(Records from a collection)
============
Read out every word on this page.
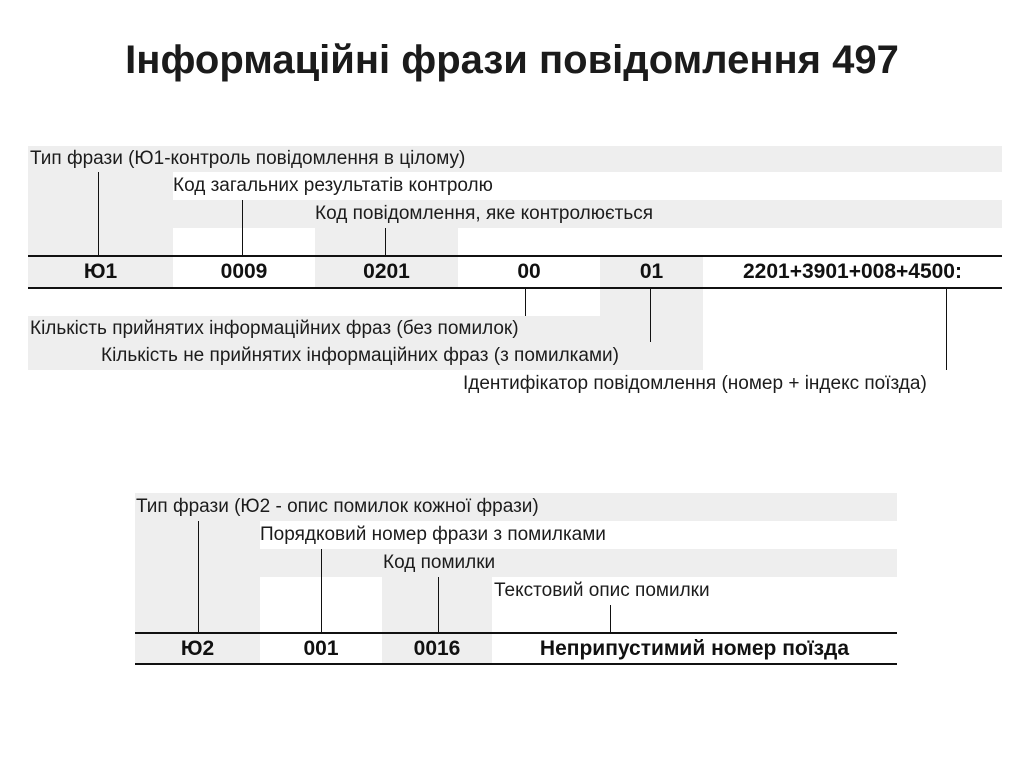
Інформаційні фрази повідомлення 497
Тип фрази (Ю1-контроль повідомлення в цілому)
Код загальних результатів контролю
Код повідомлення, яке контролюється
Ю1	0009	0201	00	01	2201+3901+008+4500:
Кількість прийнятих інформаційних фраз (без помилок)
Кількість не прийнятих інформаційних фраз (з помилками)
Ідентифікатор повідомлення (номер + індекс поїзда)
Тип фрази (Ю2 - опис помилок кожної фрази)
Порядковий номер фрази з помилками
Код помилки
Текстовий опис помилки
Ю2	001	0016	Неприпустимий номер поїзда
============
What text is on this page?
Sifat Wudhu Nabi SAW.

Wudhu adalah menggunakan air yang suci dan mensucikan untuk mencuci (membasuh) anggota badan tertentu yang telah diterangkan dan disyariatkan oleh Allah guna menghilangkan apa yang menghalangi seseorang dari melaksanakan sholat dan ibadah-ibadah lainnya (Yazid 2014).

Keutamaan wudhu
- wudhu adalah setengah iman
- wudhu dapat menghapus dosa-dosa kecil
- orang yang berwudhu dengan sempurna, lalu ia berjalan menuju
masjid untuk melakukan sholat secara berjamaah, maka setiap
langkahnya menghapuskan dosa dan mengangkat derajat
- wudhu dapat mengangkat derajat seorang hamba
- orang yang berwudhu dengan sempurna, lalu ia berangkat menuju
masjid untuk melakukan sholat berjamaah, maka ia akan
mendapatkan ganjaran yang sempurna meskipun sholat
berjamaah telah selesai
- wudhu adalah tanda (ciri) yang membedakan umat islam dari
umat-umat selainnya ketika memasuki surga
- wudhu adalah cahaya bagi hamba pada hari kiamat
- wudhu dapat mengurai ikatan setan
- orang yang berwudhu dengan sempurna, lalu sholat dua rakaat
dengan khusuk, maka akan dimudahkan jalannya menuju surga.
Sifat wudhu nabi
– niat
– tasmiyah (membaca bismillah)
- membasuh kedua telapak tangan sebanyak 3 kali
============
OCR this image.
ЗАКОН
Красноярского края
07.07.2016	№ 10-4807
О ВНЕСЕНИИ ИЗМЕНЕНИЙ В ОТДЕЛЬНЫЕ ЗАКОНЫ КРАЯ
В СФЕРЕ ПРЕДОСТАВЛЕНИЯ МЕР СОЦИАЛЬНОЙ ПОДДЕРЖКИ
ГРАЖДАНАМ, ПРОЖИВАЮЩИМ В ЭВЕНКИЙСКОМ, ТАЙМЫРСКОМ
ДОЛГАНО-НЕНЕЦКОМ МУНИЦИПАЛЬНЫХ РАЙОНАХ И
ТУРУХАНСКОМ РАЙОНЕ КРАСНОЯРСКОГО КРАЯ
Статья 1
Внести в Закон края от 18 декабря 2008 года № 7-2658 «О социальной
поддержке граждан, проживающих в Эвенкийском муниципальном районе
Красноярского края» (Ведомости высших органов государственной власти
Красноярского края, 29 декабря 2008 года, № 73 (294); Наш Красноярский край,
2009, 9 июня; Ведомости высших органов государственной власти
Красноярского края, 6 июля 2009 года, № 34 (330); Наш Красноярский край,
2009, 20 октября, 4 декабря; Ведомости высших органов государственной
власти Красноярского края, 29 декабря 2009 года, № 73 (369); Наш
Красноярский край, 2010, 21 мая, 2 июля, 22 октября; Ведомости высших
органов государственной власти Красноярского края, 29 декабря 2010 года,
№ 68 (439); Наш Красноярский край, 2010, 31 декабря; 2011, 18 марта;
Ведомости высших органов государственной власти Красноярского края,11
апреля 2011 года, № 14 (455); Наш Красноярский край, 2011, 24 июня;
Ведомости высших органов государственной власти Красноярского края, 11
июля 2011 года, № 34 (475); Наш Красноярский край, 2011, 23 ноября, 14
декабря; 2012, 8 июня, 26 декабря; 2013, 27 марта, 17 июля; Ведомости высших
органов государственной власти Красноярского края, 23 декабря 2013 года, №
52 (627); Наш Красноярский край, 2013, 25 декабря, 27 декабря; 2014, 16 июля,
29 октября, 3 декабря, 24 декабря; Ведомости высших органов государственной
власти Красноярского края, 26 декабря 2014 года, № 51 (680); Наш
============
*GIVEN REQUEST*: Provide the number of lines in the entries that include "sempurna", and no other text.

*SOLUTION TO THE EXERCISE*: 4